→ **The task**
Copy out, from the entries below, each line holding the string "Giuseppe".

[Data items]
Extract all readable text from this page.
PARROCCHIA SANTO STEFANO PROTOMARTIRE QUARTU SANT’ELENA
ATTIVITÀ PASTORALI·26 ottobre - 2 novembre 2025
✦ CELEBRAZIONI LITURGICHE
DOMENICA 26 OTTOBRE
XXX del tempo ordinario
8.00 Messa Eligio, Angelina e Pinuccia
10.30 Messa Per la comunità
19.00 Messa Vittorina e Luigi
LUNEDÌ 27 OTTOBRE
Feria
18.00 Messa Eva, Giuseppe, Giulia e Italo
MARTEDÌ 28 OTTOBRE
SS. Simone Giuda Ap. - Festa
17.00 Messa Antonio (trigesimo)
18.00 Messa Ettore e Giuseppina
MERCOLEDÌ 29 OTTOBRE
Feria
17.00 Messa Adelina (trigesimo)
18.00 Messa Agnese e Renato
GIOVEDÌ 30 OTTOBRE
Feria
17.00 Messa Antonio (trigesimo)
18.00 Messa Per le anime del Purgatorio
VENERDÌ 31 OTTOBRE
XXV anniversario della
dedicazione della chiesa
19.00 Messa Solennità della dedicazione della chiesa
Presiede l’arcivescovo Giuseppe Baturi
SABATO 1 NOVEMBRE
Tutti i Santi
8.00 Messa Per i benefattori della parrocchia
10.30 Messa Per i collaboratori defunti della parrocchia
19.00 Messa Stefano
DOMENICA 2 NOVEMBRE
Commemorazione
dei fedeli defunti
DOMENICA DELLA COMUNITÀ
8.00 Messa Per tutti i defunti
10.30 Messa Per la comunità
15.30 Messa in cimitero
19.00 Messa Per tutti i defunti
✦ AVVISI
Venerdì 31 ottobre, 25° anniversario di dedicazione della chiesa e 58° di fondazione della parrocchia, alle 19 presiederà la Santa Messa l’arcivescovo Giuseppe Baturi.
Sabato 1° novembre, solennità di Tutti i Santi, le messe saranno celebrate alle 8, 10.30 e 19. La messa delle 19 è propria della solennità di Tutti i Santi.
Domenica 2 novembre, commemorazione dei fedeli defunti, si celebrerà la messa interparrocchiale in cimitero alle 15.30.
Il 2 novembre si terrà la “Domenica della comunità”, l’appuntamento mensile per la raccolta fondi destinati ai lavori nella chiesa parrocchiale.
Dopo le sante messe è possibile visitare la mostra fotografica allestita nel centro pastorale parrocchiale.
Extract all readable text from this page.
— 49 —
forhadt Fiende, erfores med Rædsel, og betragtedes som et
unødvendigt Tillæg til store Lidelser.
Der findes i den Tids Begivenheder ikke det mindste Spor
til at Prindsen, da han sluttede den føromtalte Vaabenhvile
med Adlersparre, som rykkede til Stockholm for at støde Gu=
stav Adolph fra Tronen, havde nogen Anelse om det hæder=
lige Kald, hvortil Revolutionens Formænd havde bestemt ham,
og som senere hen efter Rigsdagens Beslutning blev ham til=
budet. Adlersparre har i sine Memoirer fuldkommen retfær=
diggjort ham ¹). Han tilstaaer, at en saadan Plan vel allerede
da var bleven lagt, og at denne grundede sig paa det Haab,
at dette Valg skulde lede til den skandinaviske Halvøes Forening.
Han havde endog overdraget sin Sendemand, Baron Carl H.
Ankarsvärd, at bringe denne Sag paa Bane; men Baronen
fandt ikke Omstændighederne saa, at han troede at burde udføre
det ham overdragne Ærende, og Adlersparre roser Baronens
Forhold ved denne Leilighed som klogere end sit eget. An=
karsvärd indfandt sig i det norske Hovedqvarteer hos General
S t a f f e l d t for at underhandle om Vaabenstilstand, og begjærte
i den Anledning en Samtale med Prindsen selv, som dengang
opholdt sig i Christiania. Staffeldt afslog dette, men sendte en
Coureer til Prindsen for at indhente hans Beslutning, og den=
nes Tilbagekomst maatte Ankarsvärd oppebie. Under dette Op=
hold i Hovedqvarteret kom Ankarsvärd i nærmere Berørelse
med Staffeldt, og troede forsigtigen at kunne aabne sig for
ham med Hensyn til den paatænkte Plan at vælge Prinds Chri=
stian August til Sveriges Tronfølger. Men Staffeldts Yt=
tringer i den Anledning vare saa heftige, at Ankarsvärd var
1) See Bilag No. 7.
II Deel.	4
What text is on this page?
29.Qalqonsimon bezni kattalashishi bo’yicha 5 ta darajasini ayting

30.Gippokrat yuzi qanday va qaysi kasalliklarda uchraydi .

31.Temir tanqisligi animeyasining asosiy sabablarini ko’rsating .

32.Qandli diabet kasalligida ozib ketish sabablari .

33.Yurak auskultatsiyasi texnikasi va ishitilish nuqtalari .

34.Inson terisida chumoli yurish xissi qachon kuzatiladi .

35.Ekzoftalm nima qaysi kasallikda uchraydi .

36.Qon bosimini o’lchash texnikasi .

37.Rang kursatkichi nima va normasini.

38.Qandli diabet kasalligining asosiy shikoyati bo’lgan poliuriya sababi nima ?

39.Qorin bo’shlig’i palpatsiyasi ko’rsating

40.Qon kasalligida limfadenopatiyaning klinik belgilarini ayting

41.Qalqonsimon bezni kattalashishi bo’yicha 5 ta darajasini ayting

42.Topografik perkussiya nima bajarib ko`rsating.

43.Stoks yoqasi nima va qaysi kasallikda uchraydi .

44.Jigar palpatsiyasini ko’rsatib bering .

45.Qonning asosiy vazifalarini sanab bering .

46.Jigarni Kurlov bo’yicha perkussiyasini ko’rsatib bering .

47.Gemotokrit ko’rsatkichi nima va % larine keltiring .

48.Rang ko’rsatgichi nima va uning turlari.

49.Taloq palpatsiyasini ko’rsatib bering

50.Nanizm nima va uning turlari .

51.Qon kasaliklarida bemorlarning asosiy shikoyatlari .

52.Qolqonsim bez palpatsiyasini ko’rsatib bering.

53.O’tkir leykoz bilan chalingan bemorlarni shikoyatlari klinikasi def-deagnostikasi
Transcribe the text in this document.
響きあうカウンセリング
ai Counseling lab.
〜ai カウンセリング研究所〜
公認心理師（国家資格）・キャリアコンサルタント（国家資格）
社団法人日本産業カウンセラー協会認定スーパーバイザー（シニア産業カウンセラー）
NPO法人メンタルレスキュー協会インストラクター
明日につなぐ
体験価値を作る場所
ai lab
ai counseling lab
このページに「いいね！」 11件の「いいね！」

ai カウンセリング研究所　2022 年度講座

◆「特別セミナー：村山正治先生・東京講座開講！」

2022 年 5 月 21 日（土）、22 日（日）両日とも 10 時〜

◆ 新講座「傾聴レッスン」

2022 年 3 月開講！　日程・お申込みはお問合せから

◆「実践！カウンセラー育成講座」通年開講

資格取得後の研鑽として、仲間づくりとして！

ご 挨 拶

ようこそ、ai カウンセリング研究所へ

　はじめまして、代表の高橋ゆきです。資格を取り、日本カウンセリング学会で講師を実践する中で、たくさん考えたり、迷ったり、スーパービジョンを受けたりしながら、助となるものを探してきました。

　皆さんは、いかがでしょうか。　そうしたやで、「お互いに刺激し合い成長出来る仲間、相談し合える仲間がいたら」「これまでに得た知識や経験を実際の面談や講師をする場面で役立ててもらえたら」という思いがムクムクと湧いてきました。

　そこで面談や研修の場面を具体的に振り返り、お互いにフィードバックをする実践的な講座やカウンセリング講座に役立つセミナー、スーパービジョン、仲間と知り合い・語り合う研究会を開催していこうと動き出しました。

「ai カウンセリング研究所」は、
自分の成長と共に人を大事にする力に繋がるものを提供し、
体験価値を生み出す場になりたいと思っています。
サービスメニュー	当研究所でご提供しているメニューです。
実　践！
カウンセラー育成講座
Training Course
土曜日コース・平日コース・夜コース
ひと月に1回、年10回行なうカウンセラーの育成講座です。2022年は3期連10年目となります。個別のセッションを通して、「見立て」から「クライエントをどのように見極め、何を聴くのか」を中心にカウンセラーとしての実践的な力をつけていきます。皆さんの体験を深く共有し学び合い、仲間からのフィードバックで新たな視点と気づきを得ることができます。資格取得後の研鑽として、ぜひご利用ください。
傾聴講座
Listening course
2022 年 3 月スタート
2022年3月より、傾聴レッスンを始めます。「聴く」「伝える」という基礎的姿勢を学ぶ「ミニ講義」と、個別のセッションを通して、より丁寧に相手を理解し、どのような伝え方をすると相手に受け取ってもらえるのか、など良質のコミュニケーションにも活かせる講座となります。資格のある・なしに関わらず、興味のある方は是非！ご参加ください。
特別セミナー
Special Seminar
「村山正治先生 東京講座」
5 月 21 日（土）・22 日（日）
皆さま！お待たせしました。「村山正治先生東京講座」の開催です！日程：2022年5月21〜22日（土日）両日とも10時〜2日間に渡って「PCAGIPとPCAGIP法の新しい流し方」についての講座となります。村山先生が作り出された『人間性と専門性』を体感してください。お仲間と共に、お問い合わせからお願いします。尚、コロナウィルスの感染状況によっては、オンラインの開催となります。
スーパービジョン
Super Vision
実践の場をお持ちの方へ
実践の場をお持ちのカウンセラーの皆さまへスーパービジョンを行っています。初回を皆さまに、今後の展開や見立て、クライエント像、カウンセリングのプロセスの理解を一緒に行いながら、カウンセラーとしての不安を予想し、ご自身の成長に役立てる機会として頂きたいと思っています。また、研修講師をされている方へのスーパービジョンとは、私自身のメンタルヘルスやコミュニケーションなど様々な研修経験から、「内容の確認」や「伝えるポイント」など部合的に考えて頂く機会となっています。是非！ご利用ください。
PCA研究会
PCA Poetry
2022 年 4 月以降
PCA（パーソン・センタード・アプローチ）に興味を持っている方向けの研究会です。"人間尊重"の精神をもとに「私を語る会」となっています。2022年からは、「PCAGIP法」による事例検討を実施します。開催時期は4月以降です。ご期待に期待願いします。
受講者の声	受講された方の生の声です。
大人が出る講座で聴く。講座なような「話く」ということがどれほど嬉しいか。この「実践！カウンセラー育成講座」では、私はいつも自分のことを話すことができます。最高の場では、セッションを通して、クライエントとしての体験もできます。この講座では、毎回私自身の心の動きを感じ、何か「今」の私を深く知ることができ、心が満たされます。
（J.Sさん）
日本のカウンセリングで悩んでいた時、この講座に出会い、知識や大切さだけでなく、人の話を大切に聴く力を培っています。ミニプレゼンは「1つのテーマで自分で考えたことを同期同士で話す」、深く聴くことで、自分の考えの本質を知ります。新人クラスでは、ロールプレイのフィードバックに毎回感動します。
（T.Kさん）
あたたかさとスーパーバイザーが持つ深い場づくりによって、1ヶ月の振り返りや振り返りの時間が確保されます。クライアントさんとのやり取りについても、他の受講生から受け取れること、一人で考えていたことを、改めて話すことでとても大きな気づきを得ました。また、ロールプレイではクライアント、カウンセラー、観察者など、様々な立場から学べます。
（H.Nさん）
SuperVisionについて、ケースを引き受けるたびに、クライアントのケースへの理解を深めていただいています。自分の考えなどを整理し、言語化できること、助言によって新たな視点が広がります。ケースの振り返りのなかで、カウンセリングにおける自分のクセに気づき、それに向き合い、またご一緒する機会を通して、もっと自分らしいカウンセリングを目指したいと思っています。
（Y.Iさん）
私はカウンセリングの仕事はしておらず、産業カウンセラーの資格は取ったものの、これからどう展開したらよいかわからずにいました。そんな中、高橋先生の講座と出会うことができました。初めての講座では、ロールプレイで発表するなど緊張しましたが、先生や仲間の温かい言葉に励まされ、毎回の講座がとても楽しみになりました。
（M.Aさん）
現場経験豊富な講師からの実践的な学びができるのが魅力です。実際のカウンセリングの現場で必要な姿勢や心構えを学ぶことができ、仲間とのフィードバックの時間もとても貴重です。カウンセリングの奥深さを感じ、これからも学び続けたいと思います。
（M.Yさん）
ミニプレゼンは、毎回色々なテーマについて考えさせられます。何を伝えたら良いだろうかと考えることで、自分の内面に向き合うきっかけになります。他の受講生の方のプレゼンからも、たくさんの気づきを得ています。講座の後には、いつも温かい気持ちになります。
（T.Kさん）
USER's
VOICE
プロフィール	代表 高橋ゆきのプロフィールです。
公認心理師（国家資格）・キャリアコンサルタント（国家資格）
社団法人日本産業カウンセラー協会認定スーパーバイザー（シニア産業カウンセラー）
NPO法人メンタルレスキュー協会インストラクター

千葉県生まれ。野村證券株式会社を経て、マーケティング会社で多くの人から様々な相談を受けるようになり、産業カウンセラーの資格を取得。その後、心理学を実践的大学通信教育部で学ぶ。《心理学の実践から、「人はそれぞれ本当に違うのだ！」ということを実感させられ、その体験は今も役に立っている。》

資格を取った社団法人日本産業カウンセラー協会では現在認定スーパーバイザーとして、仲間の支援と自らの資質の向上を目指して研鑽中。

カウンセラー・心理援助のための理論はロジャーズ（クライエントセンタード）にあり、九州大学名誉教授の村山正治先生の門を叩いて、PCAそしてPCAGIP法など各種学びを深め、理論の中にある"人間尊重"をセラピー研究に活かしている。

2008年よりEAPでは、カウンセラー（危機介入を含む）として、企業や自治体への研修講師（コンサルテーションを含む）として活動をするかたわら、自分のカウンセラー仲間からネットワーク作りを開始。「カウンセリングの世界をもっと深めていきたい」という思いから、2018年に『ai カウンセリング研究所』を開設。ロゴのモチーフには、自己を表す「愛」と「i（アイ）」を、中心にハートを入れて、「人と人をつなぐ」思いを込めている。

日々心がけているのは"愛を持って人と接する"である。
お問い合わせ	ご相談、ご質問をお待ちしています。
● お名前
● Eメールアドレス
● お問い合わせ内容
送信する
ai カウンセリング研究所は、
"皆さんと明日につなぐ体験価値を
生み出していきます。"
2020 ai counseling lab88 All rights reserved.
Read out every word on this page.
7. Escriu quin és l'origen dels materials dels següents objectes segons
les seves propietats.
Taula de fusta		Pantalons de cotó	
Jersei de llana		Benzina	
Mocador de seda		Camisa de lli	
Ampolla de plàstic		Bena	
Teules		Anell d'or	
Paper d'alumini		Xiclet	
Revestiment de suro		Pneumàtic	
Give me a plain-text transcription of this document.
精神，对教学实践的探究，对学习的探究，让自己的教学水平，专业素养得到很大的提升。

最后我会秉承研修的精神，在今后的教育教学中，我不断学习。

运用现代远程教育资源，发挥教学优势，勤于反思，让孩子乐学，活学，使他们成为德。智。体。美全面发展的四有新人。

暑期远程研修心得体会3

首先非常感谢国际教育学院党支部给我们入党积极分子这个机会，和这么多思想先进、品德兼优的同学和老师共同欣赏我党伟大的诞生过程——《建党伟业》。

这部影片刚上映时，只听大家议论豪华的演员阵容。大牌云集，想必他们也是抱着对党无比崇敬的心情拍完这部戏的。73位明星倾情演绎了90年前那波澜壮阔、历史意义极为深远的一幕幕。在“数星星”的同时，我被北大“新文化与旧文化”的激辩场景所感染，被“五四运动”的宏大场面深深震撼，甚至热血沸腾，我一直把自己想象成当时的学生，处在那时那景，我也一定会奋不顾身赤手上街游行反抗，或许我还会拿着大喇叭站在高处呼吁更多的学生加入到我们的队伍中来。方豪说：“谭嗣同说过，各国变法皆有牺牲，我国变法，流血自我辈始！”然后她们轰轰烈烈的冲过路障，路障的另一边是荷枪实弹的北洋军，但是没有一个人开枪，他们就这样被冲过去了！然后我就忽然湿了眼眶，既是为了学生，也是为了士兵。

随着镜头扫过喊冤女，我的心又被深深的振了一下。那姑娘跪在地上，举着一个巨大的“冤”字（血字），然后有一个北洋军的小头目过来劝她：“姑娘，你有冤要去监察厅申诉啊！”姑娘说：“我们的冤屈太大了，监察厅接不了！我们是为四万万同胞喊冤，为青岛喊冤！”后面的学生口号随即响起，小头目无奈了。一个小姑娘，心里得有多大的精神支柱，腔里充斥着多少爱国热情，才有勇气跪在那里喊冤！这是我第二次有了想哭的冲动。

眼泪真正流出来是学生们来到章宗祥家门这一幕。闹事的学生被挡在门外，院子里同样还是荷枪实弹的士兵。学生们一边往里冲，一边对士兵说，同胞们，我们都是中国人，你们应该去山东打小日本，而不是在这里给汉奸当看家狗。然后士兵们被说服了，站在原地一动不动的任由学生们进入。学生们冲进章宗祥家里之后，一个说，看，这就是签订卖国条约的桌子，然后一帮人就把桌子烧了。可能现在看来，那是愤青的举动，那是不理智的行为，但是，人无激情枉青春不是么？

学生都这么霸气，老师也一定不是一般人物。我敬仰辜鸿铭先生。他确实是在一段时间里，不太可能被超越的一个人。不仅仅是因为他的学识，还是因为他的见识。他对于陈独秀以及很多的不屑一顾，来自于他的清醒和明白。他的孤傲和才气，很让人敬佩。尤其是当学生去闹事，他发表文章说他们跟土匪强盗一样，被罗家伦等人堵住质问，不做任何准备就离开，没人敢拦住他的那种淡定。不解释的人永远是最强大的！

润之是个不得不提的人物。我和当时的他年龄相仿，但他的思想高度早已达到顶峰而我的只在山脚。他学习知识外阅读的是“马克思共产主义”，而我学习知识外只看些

→ **The completed task**
18.00 Messa Eva, Giuseppe, Giulia e Italo
Presiede l’arcivescovo Giuseppe Baturi
Venerdì 31 ottobre, 25° anniversario di dedicazione della chiesa e 58° di fondazione della parrocchia, alle 19 presiederà la Santa Messa l’arcivescovo Giuseppe Baturi.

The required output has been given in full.